THIS OPINION HAS NO PRECEDENTIAL VALUE.  IT SHOULD NOT BE CITED OR RELIED ON AS 
PRECEDENT IN ANY PROCEEDING EXCEPT AS PROVIDED BY RULE 239(d)(2), SCACR.

THE STATE OF SOUTH CAROLINA
In The Court of Appeals


Joseph R. McMillan, Jr., Appellant,

v.

BCG Properties, LLC, Respondent.


Appeal From Horry County
 James E. Lockemy, Circuit Court Judge
 Paula H. Thomas, Circuit Court Judge


Unpublished Opinion No. 2007-UP-088
Submitted February 1, 2007 – Filed February 23, 2007


AFFIRMED IN PART AND DISMISSED IN PART


Scott B. Umstead, of Myrtle Beach; for Appellant.

Henrietta U. Golding and Amanda Bailey, of Myrtle Beach; for Respondent.

PER CURIAM:  Joseph J. McMillan, Jr., appeals two circuit court orders, arguing:  1). the first circuit court judge erred in denying his motion for a preliminary injunction; and 2) the second circuit court judge erred in denying his motion to join an additional defendant to his cause of action against BCG Properties, LLC.  We affirm in part and dismiss in part.[1]

FACTS

On December 20, 1996, Joseph J. McMillan, Jr., entered into a commercial property lease agreement with JC & S Investments (JC & S) for the lease of retail space where he planned to conduct his real estate business.  John Clarke, the owner of the property, and Marshall Stewart, III, both JC & S partners, signed as the lessor.  Pursuant to the lease, the parties agreed that McMillan would lease a unit of retail space within a new shopping strip located on First and Second Avenue and facing Ocean Boulevard in North Myrtle Beach, South Carolina.  The lease was to run “for a term of 5 years plus 10 additional 1 year periods at the option of Tenant, beginning on completion of interior walls and bathrooms, and ending 5 years plus 10 additional 1 year terms (options at the will of the Tenant) later.”  Therefore, McMillan’s tenancy would expire no later than June 10, 2012, if he decided to exercise the options as provided in the lease.

::::::

**PROBLEM 1**
Can you repeat the entries without any changes, from their first line up to and including the line that contains "bbox=[0, 1081, 1682, 1166]"?

**DATASET EXTRACT**
::::::

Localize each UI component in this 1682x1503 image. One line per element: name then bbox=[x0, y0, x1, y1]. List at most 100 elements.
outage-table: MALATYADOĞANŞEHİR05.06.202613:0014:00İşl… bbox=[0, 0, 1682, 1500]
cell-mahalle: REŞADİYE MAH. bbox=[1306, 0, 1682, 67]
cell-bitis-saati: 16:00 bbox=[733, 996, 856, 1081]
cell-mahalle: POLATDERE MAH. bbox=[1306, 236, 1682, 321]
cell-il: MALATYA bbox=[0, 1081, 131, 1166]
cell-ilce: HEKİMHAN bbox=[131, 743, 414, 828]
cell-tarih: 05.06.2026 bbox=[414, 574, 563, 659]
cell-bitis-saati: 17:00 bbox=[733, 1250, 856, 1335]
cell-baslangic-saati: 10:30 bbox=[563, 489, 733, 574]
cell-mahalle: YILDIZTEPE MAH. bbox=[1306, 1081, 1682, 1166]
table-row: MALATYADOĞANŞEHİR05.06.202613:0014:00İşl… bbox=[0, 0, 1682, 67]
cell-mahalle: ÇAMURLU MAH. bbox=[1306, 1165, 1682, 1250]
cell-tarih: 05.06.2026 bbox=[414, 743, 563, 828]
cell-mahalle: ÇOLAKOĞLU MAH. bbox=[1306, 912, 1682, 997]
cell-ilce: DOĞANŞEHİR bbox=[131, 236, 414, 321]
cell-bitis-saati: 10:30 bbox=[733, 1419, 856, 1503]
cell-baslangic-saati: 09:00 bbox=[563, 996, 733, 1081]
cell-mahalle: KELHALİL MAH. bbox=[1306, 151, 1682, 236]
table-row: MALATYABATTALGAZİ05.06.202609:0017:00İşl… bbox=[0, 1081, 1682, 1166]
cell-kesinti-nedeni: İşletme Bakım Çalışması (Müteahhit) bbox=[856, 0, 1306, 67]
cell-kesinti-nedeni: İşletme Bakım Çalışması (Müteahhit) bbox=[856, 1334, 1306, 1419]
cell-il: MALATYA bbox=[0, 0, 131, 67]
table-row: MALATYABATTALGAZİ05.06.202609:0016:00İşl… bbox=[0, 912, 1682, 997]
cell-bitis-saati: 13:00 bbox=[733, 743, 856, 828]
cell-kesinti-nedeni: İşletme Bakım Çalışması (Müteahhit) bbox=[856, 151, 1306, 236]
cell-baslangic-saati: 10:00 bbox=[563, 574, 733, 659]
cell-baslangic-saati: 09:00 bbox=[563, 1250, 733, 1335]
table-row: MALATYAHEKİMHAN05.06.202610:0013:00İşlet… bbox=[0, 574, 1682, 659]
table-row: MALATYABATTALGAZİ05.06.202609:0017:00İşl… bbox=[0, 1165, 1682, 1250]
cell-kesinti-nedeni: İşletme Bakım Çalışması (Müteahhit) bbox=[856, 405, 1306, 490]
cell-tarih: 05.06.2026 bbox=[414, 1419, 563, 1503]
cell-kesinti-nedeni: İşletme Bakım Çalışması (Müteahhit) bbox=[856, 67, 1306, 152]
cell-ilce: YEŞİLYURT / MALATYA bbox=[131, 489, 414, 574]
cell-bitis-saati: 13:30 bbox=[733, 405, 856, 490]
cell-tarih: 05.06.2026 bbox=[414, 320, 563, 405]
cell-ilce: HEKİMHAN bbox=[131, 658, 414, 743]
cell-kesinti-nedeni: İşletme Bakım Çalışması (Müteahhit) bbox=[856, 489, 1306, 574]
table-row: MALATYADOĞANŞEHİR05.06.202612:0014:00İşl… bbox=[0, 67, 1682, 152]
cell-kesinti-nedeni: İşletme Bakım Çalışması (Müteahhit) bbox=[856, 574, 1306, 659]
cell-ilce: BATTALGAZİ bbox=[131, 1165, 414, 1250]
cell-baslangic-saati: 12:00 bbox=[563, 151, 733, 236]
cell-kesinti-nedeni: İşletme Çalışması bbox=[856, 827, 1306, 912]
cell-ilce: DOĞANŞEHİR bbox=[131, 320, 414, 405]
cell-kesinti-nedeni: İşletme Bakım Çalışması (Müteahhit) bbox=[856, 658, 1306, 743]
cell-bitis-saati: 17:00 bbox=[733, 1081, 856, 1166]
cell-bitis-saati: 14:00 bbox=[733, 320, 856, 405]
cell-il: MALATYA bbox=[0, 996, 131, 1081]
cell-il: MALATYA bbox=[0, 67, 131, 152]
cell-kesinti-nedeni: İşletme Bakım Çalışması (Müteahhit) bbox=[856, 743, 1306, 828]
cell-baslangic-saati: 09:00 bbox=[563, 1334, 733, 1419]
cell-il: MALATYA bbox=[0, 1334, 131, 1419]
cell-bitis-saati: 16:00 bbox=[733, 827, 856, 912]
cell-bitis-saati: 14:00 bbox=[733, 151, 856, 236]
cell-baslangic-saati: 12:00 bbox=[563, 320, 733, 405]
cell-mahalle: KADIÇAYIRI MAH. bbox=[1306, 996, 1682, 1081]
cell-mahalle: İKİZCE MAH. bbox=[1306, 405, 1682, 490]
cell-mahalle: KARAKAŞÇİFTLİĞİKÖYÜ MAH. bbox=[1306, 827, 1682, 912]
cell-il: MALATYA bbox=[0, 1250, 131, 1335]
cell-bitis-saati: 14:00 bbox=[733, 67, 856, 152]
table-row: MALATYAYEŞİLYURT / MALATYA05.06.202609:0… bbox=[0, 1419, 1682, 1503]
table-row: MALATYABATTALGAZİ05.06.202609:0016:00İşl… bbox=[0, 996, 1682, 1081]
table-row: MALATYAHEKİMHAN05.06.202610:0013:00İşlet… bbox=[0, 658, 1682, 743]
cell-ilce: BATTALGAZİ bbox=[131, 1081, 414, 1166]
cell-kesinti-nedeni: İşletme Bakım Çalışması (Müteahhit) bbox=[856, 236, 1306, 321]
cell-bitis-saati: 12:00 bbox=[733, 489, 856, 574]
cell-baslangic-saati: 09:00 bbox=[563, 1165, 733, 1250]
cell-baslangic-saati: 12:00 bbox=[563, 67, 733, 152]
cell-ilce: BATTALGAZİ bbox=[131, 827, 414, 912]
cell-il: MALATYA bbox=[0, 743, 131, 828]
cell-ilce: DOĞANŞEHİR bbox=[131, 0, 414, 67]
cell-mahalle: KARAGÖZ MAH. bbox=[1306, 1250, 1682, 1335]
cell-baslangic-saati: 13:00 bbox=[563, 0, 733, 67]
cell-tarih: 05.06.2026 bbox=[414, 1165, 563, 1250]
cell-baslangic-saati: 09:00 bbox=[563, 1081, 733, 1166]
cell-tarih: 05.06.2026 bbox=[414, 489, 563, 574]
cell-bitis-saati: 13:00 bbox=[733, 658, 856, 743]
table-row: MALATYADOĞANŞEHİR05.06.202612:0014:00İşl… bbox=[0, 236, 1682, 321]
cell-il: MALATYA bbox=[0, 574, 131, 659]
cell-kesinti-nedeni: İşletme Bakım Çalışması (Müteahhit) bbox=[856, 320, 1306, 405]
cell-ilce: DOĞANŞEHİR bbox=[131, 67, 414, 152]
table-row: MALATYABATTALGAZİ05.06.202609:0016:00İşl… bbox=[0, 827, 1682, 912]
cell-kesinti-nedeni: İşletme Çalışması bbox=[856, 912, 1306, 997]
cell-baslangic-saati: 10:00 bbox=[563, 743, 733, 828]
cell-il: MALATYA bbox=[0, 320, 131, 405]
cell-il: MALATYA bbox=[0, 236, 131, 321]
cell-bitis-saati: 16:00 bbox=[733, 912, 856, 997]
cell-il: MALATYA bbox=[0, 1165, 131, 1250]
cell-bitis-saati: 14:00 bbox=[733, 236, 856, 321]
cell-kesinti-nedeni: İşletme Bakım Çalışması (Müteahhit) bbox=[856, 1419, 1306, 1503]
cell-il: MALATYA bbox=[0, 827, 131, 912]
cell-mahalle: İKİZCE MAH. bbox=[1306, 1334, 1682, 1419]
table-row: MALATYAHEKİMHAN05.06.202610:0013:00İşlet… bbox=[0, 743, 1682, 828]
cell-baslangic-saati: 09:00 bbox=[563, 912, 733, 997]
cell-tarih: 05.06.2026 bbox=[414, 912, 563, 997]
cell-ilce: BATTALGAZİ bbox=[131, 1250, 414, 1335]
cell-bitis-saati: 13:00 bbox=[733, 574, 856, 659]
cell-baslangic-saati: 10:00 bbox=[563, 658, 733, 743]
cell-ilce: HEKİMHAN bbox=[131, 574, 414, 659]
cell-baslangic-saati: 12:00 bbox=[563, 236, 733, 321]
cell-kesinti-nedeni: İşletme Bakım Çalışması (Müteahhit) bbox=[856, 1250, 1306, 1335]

::::::

**PROBLEM 2**
Can you reproduce the court opinion from "AFFIRMED IN PART" up to and including "Beach; for Respondent.", with "AFFIRMED" swapped for "UPHELD"?

**FINAL ANSWER 1**
Localize each UI component in this 1682x1503 image. One line per element: name then bbox=[x0, y0, x1, y1]. List at most 100 elements.
outage-table: MALATYADOĞANŞEHİR05.06.202613:0014:00İşl… bbox=[0, 0, 1682, 1500]
cell-mahalle: REŞADİYE MAH. bbox=[1306, 0, 1682, 67]
cell-bitis-saati: 16:00 bbox=[733, 996, 856, 1081]
cell-mahalle: POLATDERE MAH. bbox=[1306, 236, 1682, 321]
cell-il: MALATYA bbox=[0, 1081, 131, 1166]
cell-ilce: HEKİMHAN bbox=[131, 743, 414, 828]
cell-tarih: 05.06.2026 bbox=[414, 574, 563, 659]
cell-bitis-saati: 17:00 bbox=[733, 1250, 856, 1335]
cell-baslangic-saati: 10:30 bbox=[563, 489, 733, 574]
cell-mahalle: YILDIZTEPE MAH. bbox=[1306, 1081, 1682, 1166]
table-row: MALATYADOĞANŞEHİR05.06.202613:0014:00İşl… bbox=[0, 0, 1682, 67]
cell-mahalle: ÇAMURLU MAH. bbox=[1306, 1165, 1682, 1250]
cell-tarih: 05.06.2026 bbox=[414, 743, 563, 828]
cell-mahalle: ÇOLAKOĞLU MAH. bbox=[1306, 912, 1682, 997]
cell-ilce: DOĞANŞEHİR bbox=[131, 236, 414, 321]
cell-bitis-saati: 10:30 bbox=[733, 1419, 856, 1503]
cell-baslangic-saati: 09:00 bbox=[563, 996, 733, 1081]
cell-mahalle: KELHALİL MAH. bbox=[1306, 151, 1682, 236]
table-row: MALATYABATTALGAZİ05.06.202609:0017:00İşl… bbox=[0, 1081, 1682, 1166]

**FINAL ANSWER 2**
UPHELD IN PART AND DISMISSED IN PART


Scott B. Umstead, of Myrtle Beach; for Appellant.

Henrietta U. Golding and Amanda Bailey, of Myrtle Beach; for Respondent.